--- To be done ---
List all lines of the data containing the word "folder".

Extracted data entries
● ● ● ● ●
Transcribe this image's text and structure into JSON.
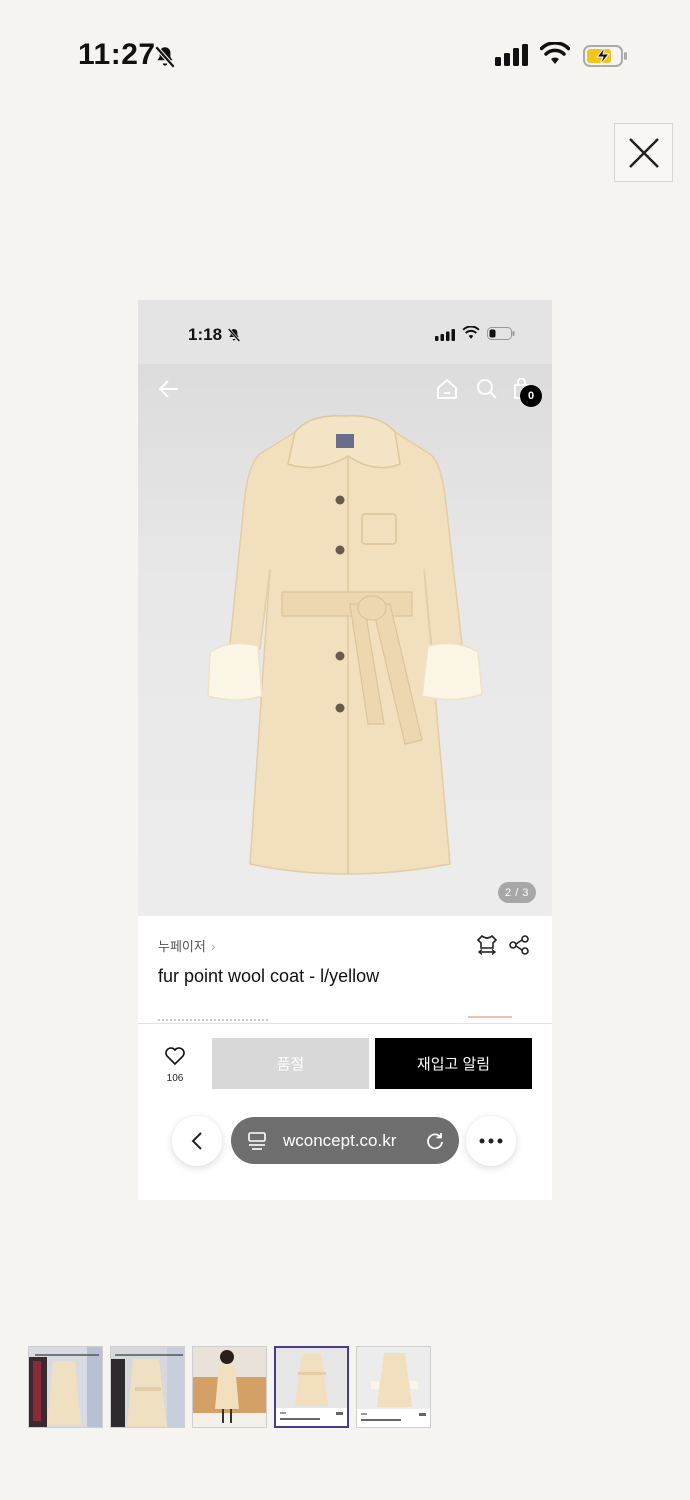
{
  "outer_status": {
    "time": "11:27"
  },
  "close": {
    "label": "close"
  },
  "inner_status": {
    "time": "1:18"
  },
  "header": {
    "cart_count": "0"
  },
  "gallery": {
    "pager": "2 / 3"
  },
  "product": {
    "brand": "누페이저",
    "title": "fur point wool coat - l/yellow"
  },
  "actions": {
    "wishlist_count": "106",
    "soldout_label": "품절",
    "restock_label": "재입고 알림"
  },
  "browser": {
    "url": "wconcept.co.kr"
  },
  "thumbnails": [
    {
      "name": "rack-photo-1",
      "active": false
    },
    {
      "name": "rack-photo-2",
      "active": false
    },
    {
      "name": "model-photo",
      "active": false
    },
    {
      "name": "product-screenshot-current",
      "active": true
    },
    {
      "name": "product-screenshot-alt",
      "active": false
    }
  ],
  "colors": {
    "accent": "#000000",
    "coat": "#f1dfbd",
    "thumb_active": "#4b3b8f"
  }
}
● ● ● ● ●
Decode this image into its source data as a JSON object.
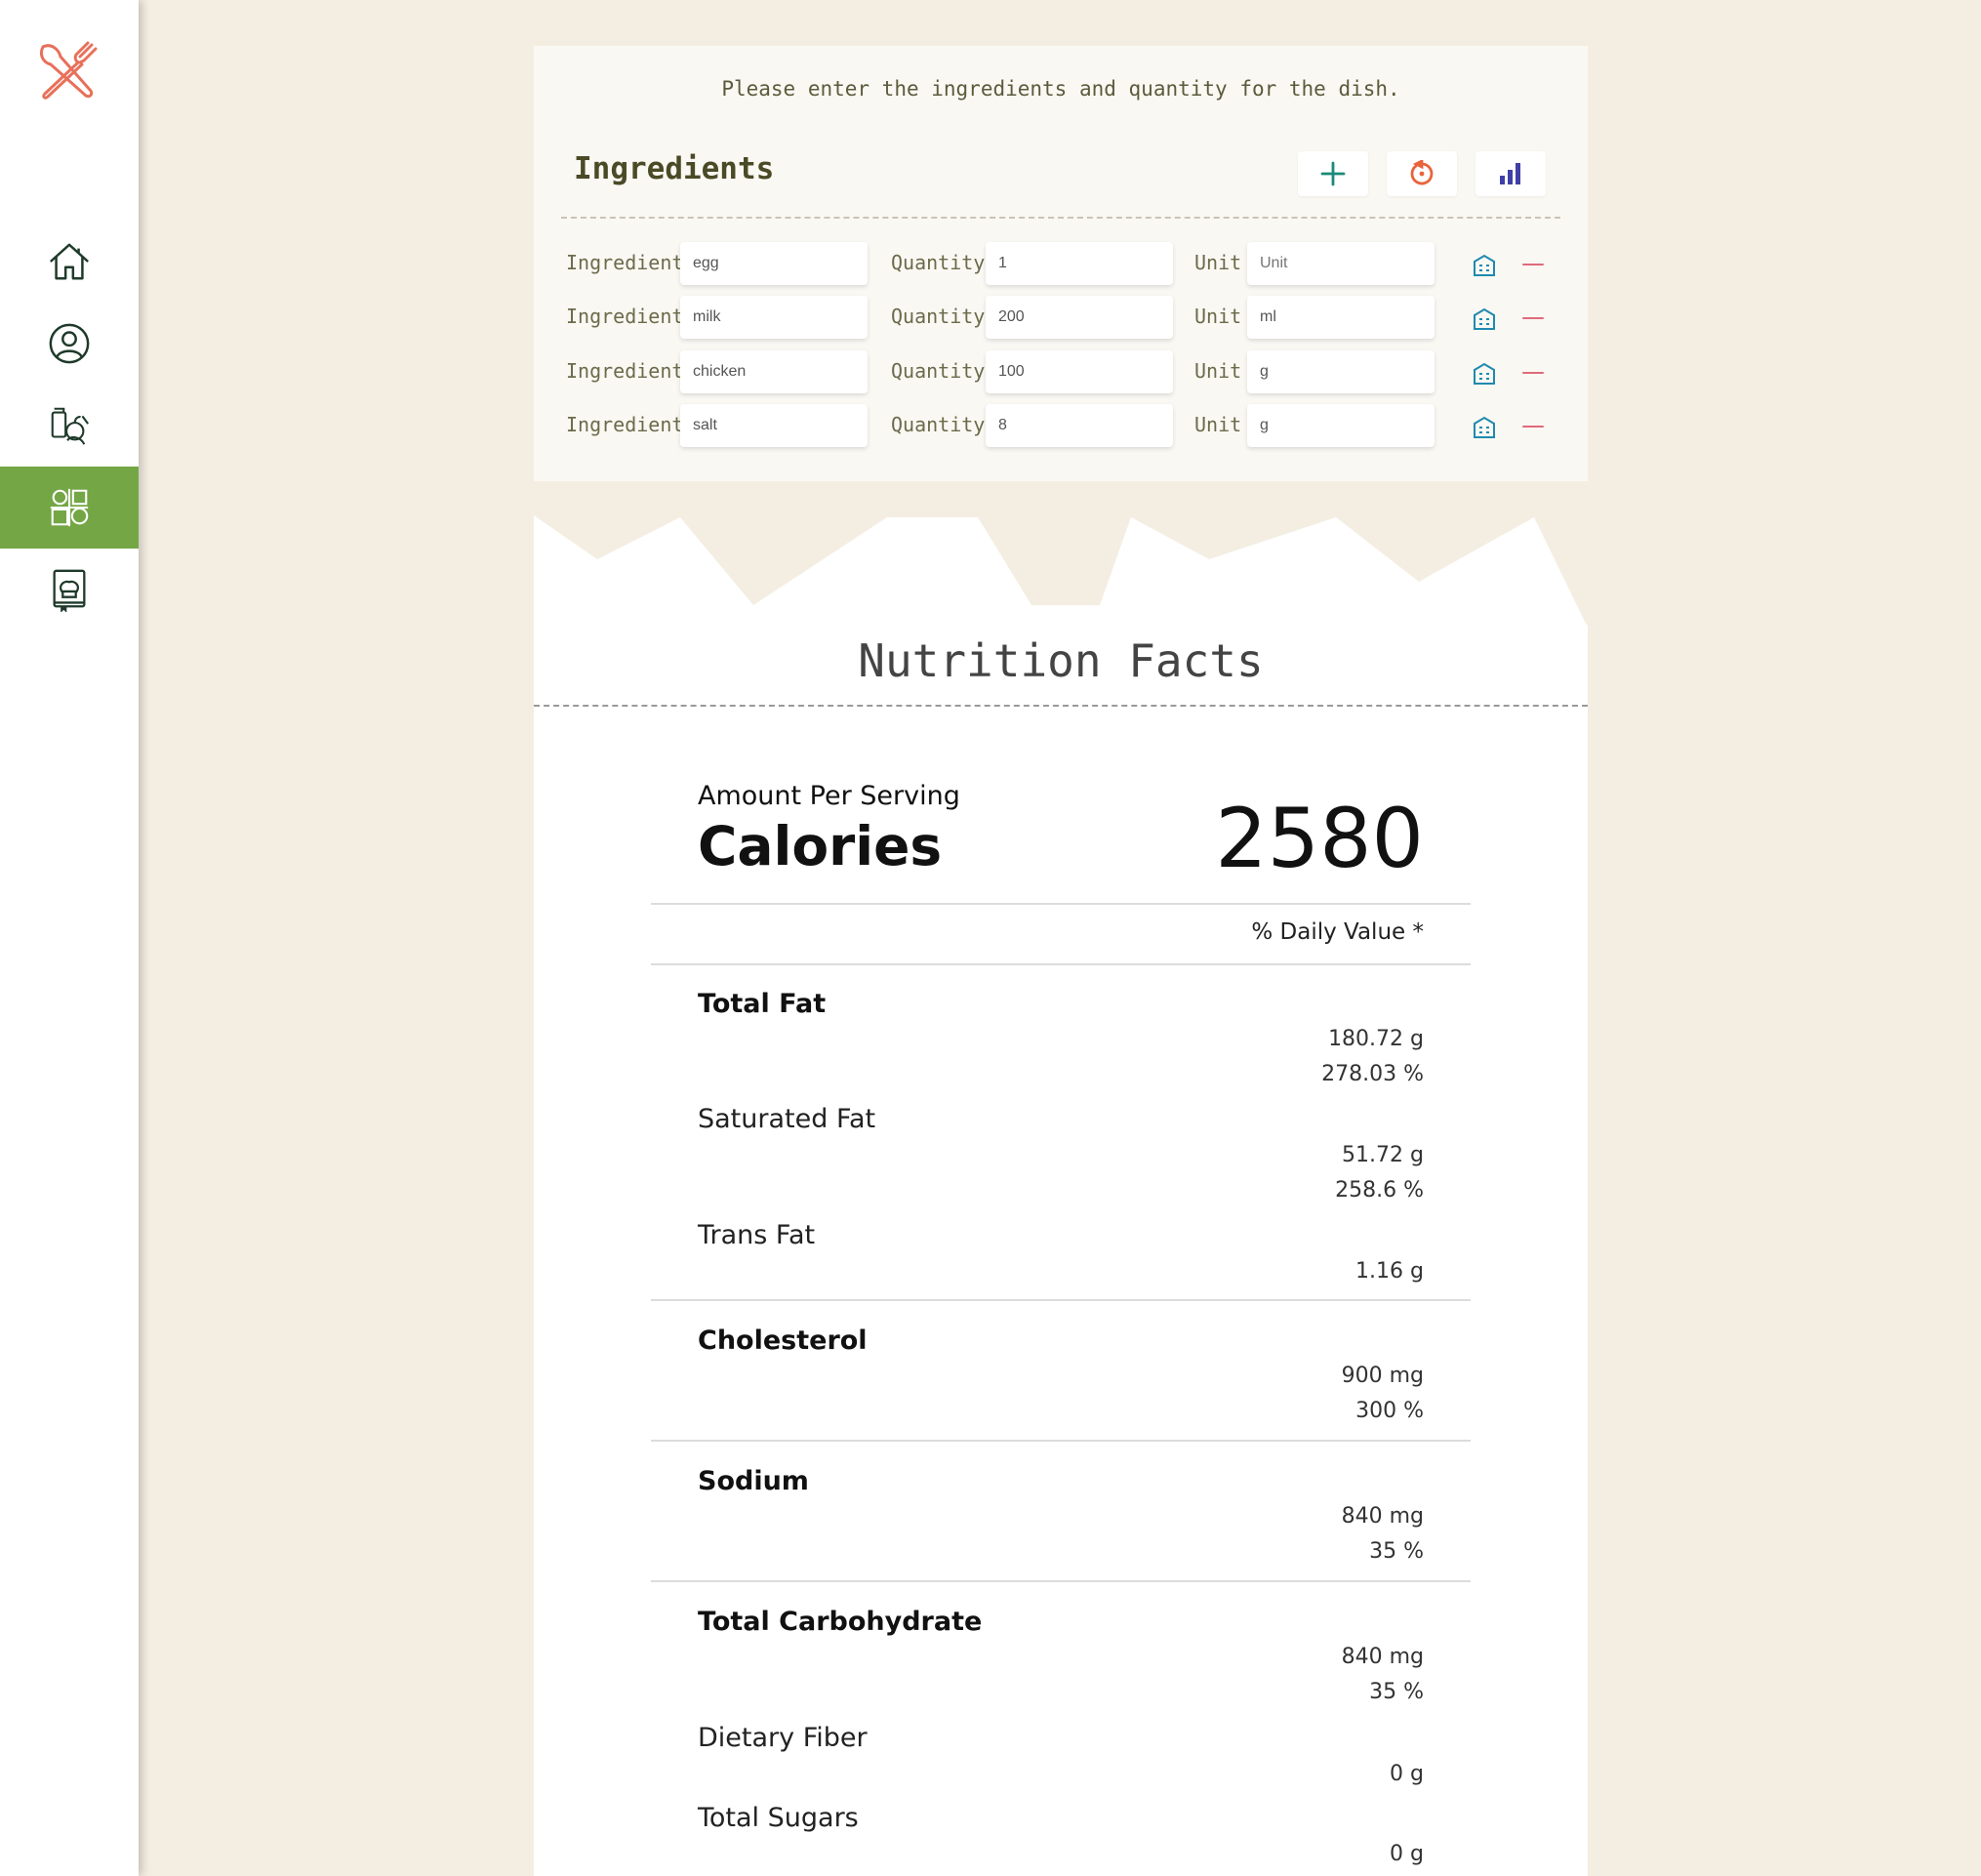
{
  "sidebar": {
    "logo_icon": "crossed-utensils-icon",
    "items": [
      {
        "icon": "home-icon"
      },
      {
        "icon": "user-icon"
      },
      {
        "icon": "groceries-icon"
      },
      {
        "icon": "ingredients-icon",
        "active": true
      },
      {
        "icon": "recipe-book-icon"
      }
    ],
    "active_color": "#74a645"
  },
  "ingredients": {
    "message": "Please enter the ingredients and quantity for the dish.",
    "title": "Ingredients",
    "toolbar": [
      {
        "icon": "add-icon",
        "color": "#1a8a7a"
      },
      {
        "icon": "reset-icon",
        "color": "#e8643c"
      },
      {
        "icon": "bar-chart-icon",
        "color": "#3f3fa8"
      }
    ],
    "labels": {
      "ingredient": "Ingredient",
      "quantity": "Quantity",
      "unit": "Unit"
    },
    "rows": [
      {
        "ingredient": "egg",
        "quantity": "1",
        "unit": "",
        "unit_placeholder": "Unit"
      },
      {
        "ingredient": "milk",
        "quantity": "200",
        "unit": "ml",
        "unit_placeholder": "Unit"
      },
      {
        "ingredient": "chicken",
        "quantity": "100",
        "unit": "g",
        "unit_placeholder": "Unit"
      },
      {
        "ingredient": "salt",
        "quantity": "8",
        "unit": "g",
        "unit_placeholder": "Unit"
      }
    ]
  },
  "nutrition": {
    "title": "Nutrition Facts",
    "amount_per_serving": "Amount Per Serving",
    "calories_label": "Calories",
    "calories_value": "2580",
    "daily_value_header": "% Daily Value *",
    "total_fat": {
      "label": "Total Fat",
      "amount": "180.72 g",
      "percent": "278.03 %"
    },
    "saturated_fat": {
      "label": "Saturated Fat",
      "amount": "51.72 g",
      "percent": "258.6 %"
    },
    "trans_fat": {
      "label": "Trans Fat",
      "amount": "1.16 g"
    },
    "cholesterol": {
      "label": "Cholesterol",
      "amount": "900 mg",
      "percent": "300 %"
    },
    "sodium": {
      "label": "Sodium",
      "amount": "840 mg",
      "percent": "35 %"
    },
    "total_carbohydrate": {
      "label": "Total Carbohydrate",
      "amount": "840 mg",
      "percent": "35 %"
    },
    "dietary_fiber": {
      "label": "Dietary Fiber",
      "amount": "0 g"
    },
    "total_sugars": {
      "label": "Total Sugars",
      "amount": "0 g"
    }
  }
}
● ● ● ● ●
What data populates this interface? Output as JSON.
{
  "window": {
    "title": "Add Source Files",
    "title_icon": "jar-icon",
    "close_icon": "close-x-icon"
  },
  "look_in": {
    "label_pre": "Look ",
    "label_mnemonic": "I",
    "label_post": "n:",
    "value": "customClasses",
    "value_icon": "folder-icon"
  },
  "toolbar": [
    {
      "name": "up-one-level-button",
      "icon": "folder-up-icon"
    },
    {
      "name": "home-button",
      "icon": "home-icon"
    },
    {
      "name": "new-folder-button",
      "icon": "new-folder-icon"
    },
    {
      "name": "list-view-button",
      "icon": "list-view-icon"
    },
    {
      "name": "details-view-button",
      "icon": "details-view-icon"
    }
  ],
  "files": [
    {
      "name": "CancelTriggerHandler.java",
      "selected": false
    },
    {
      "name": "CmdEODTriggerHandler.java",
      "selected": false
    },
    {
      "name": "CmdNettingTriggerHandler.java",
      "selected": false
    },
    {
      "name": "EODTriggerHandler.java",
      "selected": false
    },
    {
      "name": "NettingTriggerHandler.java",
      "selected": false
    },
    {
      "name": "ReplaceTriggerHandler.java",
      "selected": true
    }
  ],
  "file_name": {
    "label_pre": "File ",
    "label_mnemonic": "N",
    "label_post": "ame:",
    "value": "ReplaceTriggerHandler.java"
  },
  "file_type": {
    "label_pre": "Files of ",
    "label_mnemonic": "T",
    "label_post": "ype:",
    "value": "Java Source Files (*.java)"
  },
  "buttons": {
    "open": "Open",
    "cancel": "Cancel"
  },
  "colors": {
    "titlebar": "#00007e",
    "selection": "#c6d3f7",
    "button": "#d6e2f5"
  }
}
● ● ● ● ●
--- Response for this exercise ---
    "value_icon": "folder-icon"
      "icon": "folder-up-icon"
      "name": "new-folder-button",
      "icon": "new-folder-icon"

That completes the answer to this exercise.